[Entries from a dataset]
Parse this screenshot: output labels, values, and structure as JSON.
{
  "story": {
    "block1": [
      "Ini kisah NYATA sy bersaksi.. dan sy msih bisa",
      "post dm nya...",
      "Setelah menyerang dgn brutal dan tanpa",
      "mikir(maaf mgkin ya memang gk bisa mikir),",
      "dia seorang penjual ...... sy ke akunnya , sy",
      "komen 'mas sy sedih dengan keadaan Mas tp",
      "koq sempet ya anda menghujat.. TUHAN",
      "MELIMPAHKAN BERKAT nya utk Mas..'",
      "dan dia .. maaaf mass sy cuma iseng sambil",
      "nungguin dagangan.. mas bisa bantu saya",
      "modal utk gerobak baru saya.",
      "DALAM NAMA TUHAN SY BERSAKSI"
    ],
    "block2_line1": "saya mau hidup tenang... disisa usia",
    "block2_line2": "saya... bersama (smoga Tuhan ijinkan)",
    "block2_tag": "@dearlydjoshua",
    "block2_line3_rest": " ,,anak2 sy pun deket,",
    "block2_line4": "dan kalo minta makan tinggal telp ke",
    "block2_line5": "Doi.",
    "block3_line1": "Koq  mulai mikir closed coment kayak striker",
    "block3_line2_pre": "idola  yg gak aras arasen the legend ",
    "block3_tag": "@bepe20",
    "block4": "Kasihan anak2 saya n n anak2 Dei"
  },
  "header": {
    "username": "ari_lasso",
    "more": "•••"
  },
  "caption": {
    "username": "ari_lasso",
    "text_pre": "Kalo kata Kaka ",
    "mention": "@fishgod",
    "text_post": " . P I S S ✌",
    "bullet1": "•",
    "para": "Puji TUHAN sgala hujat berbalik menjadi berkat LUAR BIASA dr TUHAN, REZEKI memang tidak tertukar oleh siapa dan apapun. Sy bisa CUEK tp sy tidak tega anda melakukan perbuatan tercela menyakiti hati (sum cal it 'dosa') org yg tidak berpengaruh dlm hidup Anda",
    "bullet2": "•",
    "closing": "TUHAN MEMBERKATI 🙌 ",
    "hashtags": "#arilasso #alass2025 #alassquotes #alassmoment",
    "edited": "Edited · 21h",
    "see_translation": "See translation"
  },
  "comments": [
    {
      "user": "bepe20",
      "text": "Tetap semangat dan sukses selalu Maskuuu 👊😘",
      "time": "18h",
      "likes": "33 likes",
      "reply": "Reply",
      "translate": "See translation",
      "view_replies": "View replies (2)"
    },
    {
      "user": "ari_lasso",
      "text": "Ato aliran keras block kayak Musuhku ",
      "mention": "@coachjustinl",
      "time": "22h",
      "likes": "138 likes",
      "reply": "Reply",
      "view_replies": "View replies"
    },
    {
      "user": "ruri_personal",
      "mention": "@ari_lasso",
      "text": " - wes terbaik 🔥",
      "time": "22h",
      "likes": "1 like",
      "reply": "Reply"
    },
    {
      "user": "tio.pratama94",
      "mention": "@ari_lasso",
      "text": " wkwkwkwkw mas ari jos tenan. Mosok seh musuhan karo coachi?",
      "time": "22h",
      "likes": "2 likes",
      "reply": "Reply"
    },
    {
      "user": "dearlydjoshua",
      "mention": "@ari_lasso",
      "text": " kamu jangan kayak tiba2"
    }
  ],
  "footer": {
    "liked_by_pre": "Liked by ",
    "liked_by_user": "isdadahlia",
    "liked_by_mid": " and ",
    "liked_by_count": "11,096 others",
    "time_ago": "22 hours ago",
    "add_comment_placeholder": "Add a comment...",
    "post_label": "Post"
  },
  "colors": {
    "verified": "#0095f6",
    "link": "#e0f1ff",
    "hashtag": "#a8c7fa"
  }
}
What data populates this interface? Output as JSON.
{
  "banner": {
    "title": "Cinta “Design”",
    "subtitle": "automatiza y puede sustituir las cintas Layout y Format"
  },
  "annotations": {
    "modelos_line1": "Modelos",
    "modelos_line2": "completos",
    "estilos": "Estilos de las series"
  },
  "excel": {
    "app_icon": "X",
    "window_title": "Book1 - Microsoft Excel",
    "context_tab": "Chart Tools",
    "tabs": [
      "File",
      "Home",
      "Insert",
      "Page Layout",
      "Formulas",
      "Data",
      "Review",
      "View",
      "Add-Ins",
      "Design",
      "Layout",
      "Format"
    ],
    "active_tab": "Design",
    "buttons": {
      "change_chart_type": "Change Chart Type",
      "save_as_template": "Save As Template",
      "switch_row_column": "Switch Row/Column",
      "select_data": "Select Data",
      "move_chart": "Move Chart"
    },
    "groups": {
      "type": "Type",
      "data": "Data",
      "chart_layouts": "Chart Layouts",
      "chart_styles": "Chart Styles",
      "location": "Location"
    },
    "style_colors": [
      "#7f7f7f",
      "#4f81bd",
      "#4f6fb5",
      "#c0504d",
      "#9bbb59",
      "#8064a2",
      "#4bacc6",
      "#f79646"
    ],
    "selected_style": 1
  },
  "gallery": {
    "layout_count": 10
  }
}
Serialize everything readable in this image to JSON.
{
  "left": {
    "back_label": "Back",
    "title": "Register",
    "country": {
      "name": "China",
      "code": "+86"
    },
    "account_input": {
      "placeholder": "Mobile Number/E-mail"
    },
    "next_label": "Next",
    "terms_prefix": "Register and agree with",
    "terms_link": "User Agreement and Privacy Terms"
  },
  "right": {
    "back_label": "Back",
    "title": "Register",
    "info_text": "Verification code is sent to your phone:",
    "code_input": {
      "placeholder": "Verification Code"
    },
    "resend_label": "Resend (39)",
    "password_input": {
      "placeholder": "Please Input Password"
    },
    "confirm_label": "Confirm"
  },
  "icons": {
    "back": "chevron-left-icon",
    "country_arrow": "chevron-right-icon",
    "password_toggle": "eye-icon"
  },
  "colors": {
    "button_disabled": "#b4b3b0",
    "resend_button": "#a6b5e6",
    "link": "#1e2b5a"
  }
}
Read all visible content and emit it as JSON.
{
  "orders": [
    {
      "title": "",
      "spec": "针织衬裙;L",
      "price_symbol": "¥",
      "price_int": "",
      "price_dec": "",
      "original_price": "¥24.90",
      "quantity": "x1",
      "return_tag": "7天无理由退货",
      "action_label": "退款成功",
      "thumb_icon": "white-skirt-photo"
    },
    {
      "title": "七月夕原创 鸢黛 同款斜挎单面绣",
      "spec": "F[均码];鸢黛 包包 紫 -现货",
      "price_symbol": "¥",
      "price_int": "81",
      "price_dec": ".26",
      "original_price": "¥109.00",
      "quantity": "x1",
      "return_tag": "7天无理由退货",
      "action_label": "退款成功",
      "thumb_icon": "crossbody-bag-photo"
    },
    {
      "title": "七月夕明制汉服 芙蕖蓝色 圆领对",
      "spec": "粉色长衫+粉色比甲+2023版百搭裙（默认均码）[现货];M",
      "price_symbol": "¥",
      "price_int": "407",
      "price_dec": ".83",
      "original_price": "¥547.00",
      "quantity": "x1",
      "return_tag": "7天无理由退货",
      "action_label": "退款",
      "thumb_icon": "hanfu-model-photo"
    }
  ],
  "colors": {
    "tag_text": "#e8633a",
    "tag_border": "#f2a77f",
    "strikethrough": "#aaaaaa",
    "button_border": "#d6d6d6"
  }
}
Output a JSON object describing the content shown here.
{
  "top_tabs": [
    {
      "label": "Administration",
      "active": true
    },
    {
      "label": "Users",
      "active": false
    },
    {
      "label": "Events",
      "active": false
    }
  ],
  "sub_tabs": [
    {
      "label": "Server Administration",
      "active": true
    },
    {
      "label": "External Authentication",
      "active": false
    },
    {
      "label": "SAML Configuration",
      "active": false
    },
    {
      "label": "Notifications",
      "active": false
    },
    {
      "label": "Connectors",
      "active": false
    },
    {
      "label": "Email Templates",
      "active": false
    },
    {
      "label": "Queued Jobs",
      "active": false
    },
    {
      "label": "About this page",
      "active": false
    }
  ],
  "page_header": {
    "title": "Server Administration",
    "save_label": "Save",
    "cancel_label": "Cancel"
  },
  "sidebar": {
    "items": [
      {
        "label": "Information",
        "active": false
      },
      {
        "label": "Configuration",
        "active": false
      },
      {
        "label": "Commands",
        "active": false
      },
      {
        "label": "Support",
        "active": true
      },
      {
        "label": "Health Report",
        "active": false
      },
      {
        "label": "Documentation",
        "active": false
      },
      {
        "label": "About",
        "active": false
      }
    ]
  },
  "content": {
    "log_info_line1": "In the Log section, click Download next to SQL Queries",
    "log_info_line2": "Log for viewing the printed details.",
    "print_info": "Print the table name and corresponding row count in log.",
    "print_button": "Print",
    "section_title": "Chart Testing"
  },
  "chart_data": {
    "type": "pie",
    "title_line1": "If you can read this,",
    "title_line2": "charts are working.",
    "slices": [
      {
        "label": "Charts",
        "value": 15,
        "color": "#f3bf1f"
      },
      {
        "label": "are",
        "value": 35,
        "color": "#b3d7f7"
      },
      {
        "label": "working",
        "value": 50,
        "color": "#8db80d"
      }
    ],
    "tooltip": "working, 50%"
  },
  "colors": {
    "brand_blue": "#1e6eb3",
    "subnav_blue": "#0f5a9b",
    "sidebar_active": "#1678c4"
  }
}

→ **TASK TO COMPLETE**
Check each line above for the string "Save" and show the ones that have it.

→ **FULL RESPONSE**
      "save_as_template": "Save As Template",
    "save_label": "Save",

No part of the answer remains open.